Transcribe all of the material below word for word and leave out its pictures.

## RECORDS FOR THIS TASK
■ ■ ■ ■

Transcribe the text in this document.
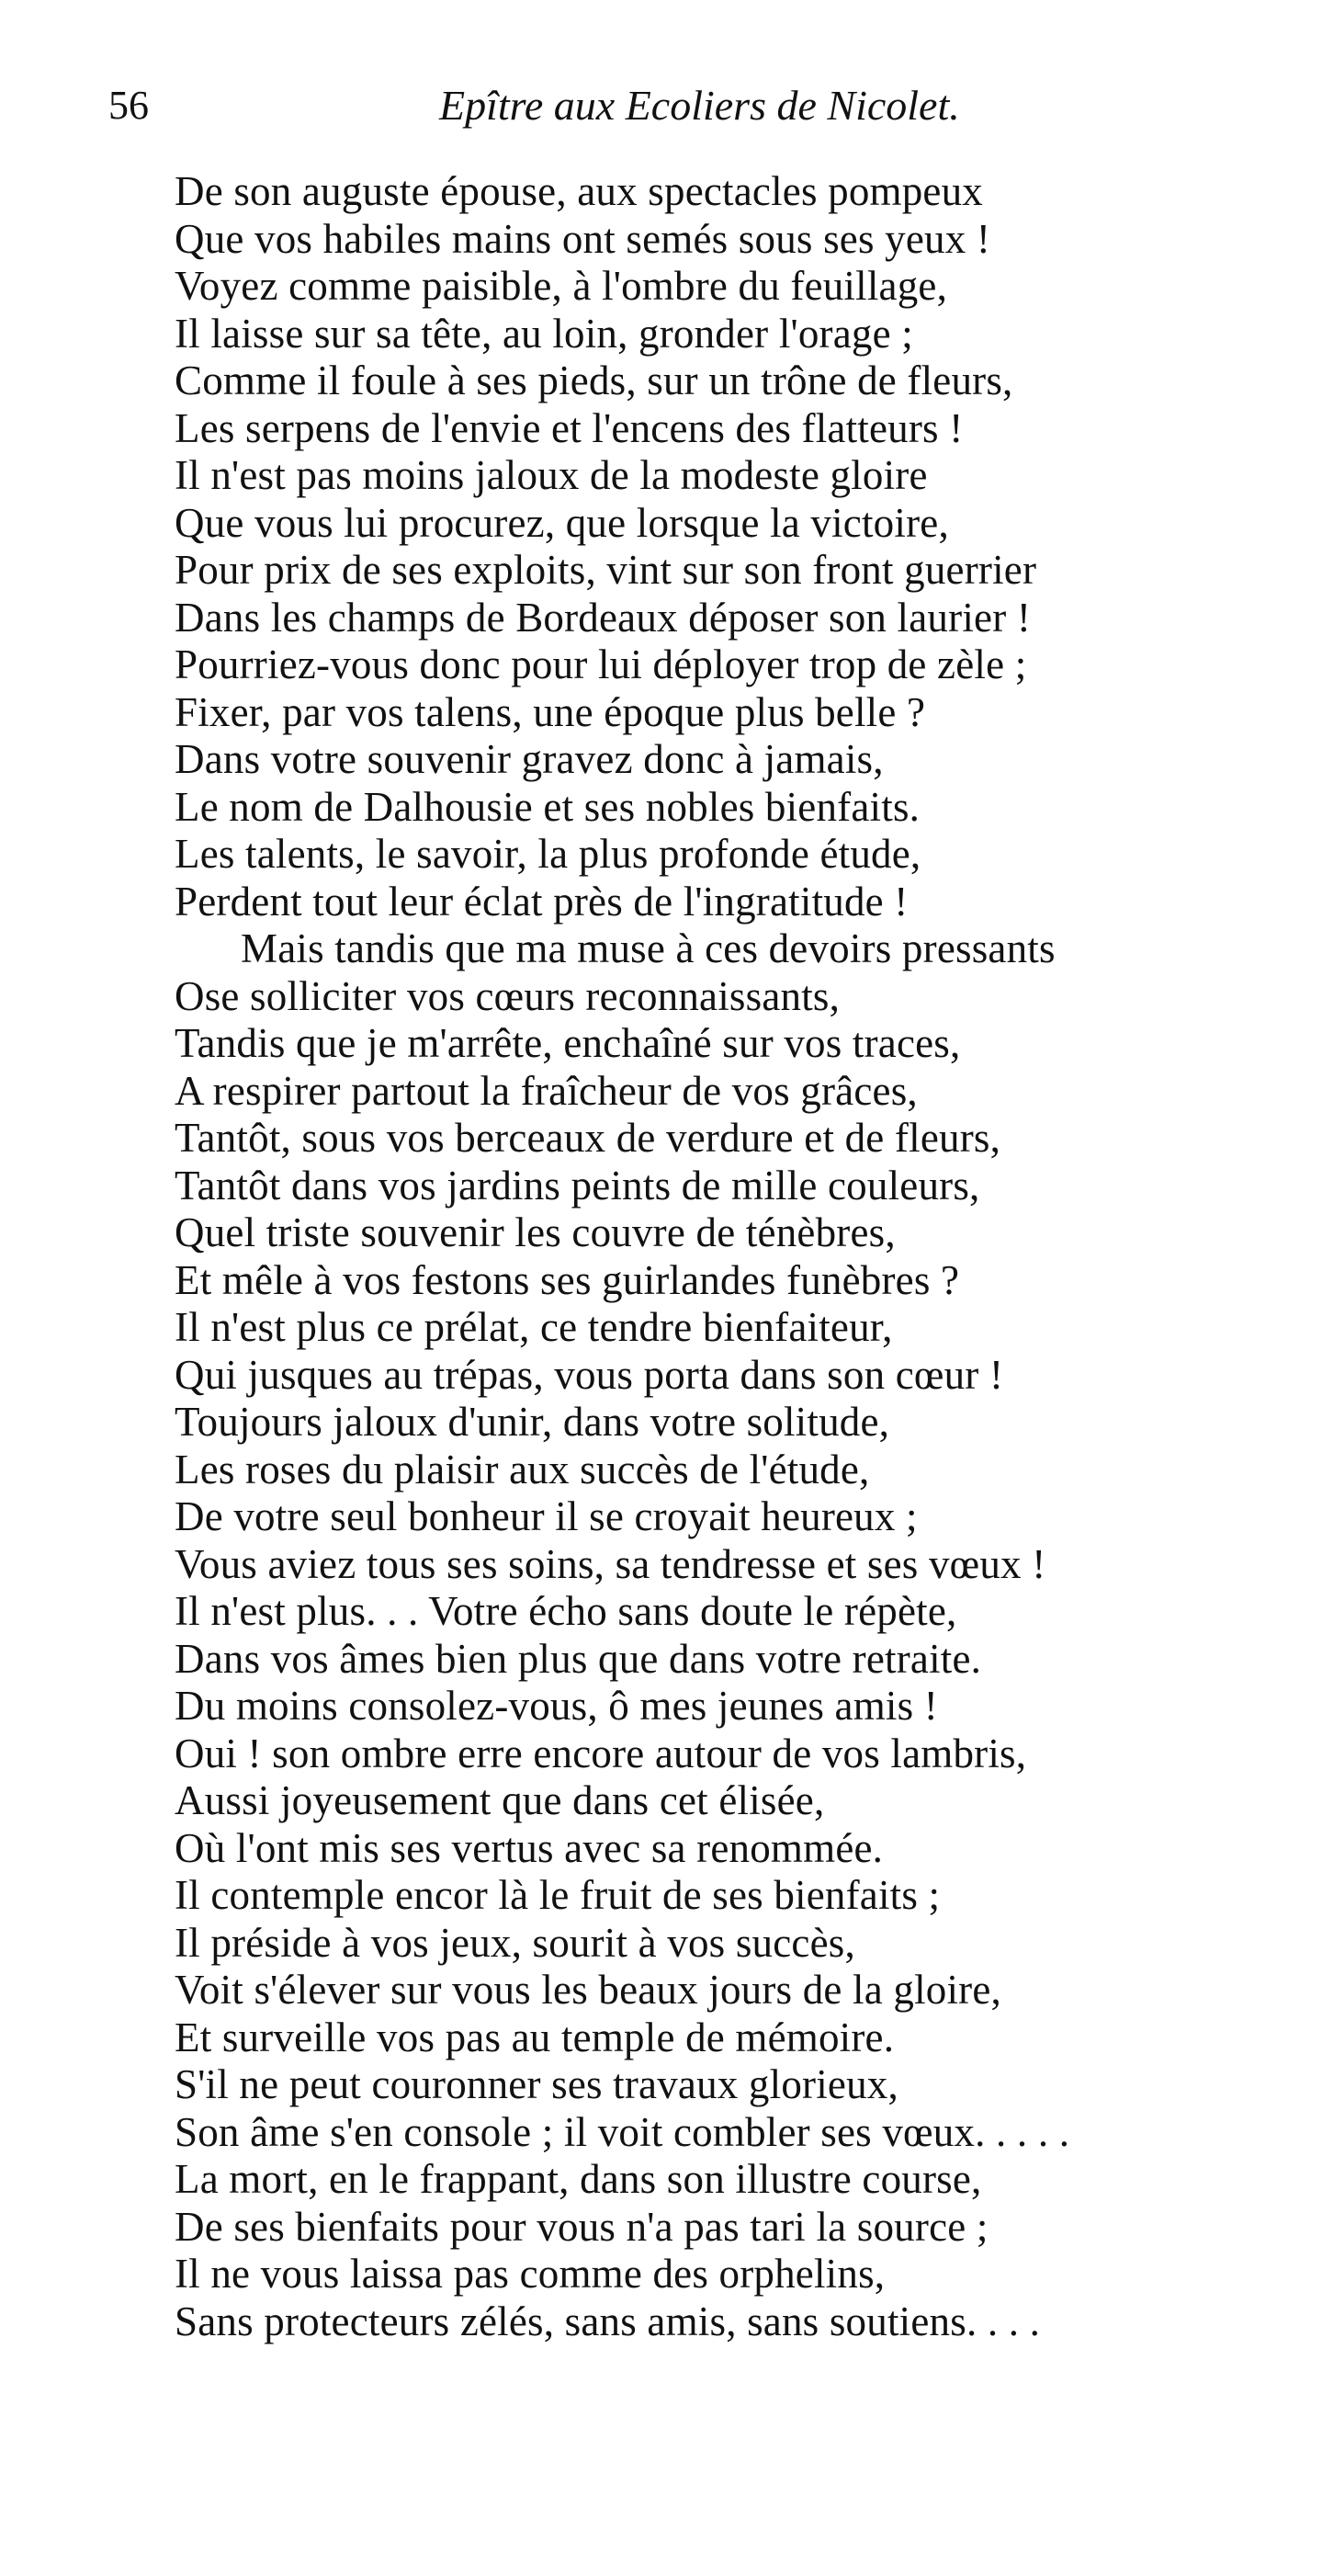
56	Epître aux Ecoliers de Nicolet.
De son auguste épouse, aux spectacles pompeux
Que vos habiles mains ont semés sous ses yeux !
Voyez comme paisible, à l'ombre du feuillage,
Il laisse sur sa tête, au loin, gronder l'orage ;
Comme il foule à ses pieds, sur un trône de fleurs,
Les serpens de l'envie et l'encens des flatteurs !
Il n'est pas moins jaloux de la modeste gloire
Que vous lui procurez, que lorsque la victoire,
Pour prix de ses exploits, vint sur son front guerrier
Dans les champs de Bordeaux déposer son laurier !
Pourriez-vous donc pour lui déployer trop de zèle ;
Fixer, par vos talens, une époque plus belle ?
Dans votre souvenir gravez donc à jamais,
Le nom de Dalhousie et ses nobles bienfaits.
Les talents, le savoir, la plus profonde étude,
Perdent tout leur éclat près de l'ingratitude !
Mais tandis que ma muse à ces devoirs pressants
Ose solliciter vos cœurs reconnaissants,
Tandis que je m'arrête, enchaîné sur vos traces,
A respirer partout la fraîcheur de vos grâces,
Tantôt, sous vos berceaux de verdure et de fleurs,
Tantôt dans vos jardins peints de mille couleurs,
Quel triste souvenir les couvre de ténèbres,
Et mêle à vos festons ses guirlandes funèbres ?
Il n'est plus ce prélat, ce tendre bienfaiteur,
Qui jusques au trépas, vous porta dans son cœur !
Toujours jaloux d'unir, dans votre solitude,
Les roses du plaisir aux succès de l'étude,
De votre seul bonheur il se croyait heureux ;
Vous aviez tous ses soins, sa tendresse et ses vœux !
Il n'est plus. . . Votre écho sans doute le répète,
Dans vos âmes bien plus que dans votre retraite.
Du moins consolez-vous, ô mes jeunes amis !
Oui ! son ombre erre encore autour de vos lambris,
Aussi joyeusement que dans cet élisée,
Où l'ont mis ses vertus avec sa renommée.
Il contemple encor là le fruit de ses bienfaits ;
Il préside à vos jeux, sourit à vos succès,
Voit s'élever sur vous les beaux jours de la gloire,
Et surveille vos pas au temple de mémoire.
S'il ne peut couronner ses travaux glorieux,
Son âme s'en console ; il voit combler ses vœux. . . . .
La mort, en le frappant, dans son illustre course,
De ses bienfaits pour vous n'a pas tari la source ;
Il ne vous laissa pas comme des orphelins,
Sans protecteurs zélés, sans amis, sans soutiens. . . .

■ ■ ■ ■

## REPLY
Transcribe the text in this document.
56	Epître aux Ecoliers de Nicolet.
De son auguste épouse, aux spectacles pompeux
Que vos habiles mains ont semés sous ses yeux !
Voyez comme paisible, à l'ombre du feuillage,
Il laisse sur sa tête, au loin, gronder l'orage ;
Comme il foule à ses pieds, sur un trône de fleurs,
Les serpens de l'envie et l'encens des flatteurs !
Il n'est pas moins jaloux de la modeste gloire
Que vous lui procurez, que lorsque la victoire,
Pour prix de ses exploits, vint sur son front guerrier
Dans les champs de Bordeaux déposer son laurier !
Pourriez-vous donc pour lui déployer trop de zèle ;
Fixer, par vos talens, une époque plus belle ?
Dans votre souvenir gravez donc à jamais,
Le nom de Dalhousie et ses nobles bienfaits.
Les talents, le savoir, la plus profonde étude,
Perdent tout leur éclat près de l'ingratitude !
Mais tandis que ma muse à ces devoirs pressants
Ose solliciter vos cœurs reconnaissants,
Tandis que je m'arrête, enchaîné sur vos traces,
A respirer partout la fraîcheur de vos grâces,
Tantôt, sous vos berceaux de verdure et de fleurs,
Tantôt dans vos jardins peints de mille couleurs,
Quel triste souvenir les couvre de ténèbres,
Et mêle à vos festons ses guirlandes funèbres ?
Il n'est plus ce prélat, ce tendre bienfaiteur,
Qui jusques au trépas, vous porta dans son cœur !
Toujours jaloux d'unir, dans votre solitude,
Les roses du plaisir aux succès de l'étude,
De votre seul bonheur il se croyait heureux ;
Vous aviez tous ses soins, sa tendresse et ses vœux !
Il n'est plus. . . Votre écho sans doute le répète,
Dans vos âmes bien plus que dans votre retraite.
Du moins consolez-vous, ô mes jeunes amis !
Oui ! son ombre erre encore autour de vos lambris,
Aussi joyeusement que dans cet élisée,
Où l'ont mis ses vertus avec sa renommée.
Il contemple encor là le fruit de ses bienfaits ;
Il préside à vos jeux, sourit à vos succès,
Voit s'élever sur vous les beaux jours de la gloire,
Et surveille vos pas au temple de mémoire.
S'il ne peut couronner ses travaux glorieux,
Son âme s'en console ; il voit combler ses vœux. . . . .
La mort, en le frappant, dans son illustre course,
De ses bienfaits pour vous n'a pas tari la source ;
Il ne vous laissa pas comme des orphelins,
Sans protecteurs zélés, sans amis, sans soutiens. . . .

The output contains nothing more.